> **Instructions for the task**
Identify every line containing the word "title" and reproduce each one.

-- start of Source data --

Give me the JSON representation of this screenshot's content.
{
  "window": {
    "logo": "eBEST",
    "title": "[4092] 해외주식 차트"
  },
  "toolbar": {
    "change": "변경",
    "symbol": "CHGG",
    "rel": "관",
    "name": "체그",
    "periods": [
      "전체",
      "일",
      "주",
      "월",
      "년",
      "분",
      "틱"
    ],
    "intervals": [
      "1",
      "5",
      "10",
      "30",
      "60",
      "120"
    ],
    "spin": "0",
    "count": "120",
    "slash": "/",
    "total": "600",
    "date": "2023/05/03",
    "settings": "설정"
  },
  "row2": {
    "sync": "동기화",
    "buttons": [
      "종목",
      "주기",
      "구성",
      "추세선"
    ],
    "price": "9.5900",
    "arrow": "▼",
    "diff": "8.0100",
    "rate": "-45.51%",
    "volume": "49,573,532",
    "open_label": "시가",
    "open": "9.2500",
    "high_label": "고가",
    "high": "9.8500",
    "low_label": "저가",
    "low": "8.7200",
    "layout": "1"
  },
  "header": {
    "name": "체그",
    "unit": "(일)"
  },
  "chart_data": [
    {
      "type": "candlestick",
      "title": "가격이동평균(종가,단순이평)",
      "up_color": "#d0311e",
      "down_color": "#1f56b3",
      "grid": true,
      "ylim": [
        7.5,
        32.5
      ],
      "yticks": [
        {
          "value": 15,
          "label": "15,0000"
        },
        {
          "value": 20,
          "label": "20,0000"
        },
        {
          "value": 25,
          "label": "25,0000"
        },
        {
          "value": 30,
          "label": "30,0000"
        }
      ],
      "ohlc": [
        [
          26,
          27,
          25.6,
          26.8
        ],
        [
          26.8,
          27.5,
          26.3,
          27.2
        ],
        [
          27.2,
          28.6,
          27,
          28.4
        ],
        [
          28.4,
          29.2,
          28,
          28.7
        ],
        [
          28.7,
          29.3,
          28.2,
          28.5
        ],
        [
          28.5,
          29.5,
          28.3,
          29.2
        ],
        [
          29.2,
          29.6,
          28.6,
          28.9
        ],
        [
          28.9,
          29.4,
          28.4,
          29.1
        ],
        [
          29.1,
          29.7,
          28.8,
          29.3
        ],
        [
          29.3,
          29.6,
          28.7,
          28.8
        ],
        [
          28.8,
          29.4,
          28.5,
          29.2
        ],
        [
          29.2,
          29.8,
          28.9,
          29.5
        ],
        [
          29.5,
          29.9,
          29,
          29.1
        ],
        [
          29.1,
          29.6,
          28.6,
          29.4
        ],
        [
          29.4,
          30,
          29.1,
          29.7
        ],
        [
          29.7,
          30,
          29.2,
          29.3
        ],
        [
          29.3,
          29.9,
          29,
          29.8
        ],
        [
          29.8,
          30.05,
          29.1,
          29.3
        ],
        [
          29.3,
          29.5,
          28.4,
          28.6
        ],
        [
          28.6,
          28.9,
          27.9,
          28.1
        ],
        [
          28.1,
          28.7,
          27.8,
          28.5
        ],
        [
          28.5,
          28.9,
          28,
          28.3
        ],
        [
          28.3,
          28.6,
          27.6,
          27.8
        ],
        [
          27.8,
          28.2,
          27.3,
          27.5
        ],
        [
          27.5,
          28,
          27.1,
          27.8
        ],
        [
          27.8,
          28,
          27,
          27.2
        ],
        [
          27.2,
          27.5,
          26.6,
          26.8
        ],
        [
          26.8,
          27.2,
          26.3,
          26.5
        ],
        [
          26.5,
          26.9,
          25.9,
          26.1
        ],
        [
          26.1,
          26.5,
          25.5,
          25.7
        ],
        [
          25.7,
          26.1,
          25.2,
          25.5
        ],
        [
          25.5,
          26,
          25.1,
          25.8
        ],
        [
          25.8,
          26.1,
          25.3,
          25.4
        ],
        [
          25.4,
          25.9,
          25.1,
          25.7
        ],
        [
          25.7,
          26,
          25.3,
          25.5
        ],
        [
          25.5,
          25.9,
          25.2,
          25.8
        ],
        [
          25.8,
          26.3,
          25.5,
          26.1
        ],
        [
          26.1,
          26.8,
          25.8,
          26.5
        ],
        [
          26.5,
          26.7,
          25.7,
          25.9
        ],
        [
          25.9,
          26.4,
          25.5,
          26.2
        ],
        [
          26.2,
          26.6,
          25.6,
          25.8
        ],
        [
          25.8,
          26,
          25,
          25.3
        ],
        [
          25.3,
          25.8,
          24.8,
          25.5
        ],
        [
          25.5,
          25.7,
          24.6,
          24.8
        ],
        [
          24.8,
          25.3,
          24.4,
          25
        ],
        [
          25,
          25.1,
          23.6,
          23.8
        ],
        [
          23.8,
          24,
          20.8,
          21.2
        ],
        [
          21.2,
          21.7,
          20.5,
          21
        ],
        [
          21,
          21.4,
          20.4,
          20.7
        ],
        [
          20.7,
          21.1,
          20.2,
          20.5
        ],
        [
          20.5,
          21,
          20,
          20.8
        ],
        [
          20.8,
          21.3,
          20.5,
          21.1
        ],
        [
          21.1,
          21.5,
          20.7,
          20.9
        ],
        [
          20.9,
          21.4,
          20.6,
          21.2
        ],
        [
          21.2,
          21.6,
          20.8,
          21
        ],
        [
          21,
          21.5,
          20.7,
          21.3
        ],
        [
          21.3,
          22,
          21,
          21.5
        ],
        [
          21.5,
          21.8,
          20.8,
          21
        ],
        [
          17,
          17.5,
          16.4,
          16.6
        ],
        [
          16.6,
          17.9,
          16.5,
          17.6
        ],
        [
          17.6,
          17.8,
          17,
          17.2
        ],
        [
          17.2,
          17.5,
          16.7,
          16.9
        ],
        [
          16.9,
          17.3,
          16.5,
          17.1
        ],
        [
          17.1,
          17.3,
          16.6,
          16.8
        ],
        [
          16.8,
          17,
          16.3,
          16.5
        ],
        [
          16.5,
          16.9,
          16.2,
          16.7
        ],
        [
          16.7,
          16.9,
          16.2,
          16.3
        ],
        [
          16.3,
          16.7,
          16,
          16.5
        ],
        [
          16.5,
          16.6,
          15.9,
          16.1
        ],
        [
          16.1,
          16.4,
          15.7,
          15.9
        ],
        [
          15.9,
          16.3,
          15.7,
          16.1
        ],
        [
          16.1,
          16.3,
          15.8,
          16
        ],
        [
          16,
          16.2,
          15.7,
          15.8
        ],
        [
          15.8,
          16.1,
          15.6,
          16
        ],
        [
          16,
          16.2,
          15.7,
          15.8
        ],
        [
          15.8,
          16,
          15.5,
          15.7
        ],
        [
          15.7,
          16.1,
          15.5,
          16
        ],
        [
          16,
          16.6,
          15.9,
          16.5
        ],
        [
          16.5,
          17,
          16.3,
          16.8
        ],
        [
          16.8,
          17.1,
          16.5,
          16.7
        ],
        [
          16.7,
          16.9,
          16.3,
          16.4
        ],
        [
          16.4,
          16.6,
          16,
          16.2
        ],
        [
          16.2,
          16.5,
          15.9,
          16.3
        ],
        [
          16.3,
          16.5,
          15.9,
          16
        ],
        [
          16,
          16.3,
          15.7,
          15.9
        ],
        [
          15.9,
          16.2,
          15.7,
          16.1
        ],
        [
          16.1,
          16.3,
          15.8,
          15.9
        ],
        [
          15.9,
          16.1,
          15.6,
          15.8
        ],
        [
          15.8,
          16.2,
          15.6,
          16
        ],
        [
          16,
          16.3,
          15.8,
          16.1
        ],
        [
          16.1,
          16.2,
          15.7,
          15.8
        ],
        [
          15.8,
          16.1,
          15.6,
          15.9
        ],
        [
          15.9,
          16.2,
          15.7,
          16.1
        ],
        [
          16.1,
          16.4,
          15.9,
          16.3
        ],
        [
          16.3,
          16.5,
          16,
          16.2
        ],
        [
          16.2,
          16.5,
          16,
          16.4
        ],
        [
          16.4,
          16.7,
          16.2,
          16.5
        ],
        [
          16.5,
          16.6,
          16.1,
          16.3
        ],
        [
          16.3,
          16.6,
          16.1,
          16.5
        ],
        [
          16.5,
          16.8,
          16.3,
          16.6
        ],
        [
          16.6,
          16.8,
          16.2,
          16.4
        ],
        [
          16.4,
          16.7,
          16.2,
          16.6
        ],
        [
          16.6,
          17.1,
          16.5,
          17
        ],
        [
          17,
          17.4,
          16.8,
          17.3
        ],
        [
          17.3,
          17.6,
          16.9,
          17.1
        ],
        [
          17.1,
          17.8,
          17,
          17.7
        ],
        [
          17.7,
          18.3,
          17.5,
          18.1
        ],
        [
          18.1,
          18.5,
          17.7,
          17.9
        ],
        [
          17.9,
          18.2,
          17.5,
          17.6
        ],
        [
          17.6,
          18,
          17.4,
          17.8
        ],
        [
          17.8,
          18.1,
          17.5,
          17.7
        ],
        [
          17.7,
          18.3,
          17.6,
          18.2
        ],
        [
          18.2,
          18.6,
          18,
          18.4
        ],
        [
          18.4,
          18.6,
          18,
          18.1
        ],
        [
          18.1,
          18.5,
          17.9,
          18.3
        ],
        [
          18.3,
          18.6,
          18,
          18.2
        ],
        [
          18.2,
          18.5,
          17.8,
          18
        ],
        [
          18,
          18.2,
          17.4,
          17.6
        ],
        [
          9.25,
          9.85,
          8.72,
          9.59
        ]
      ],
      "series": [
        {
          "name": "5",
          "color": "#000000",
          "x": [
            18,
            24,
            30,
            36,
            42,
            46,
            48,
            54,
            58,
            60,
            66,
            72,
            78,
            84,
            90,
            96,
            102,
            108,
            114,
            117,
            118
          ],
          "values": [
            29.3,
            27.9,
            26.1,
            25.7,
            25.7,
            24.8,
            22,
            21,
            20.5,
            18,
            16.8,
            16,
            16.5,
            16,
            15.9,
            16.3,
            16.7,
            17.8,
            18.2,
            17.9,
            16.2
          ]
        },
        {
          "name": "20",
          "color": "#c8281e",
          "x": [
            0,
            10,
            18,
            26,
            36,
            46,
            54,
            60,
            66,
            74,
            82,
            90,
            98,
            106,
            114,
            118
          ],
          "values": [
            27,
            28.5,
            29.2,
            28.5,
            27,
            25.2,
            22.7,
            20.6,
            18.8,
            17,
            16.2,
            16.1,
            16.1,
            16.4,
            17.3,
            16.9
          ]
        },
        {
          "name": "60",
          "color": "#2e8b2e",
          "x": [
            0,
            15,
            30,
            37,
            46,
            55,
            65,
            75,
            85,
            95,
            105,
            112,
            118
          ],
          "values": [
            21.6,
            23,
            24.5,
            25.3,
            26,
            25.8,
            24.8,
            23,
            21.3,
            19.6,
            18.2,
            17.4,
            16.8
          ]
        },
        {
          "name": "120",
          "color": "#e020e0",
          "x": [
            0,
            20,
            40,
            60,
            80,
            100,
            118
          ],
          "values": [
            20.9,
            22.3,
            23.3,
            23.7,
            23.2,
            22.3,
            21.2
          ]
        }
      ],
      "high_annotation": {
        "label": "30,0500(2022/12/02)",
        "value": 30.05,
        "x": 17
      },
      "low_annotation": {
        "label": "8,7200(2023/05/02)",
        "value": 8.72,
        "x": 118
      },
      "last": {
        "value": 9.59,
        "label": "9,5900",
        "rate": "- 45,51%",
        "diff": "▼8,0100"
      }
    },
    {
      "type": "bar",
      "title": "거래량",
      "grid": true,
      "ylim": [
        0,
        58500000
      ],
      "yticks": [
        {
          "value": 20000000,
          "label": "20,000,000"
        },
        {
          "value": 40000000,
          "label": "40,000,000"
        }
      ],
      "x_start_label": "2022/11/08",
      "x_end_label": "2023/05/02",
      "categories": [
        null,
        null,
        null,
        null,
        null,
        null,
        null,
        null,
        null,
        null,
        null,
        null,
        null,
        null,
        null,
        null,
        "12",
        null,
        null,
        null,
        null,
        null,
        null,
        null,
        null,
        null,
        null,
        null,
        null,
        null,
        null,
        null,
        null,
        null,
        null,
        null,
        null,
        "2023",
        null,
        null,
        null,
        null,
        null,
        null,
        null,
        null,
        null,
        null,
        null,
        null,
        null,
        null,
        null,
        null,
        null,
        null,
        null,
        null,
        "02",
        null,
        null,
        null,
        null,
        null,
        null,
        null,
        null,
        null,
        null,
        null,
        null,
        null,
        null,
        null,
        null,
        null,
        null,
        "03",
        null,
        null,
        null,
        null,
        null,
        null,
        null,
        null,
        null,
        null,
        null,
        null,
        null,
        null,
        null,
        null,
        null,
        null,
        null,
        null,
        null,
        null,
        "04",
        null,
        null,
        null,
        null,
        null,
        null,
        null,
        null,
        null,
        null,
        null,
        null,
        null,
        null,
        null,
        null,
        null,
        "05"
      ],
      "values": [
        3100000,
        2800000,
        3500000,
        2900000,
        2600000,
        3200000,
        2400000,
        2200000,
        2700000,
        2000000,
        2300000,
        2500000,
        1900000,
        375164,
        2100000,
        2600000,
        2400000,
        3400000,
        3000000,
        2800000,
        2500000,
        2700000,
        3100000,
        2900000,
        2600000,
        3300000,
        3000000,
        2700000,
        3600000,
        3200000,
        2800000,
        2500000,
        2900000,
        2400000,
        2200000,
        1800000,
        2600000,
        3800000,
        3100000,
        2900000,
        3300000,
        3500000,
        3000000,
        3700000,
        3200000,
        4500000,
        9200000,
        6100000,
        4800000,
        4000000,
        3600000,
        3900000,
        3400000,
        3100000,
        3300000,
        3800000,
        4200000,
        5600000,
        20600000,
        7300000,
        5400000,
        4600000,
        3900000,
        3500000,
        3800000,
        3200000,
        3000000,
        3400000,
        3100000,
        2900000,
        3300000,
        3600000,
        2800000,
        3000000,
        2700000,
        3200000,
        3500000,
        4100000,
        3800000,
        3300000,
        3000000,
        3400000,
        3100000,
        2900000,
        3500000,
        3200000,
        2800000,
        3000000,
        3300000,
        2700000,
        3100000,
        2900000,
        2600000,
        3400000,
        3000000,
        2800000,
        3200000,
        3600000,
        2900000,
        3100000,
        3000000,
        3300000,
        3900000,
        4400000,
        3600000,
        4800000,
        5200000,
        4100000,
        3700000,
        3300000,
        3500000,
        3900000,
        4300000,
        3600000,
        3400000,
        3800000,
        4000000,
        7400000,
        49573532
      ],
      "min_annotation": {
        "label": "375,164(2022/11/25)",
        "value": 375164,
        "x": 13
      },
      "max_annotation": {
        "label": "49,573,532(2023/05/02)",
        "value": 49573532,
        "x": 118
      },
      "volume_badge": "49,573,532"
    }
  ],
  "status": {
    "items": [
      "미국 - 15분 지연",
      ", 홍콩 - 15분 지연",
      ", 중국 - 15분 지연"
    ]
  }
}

-- end of Source data --

> **Solution to this exercise**
    "title": "[4092] 해외주식 차트"
      "title": "가격이동평균(종가,단순이평)",
      "title": "거래량",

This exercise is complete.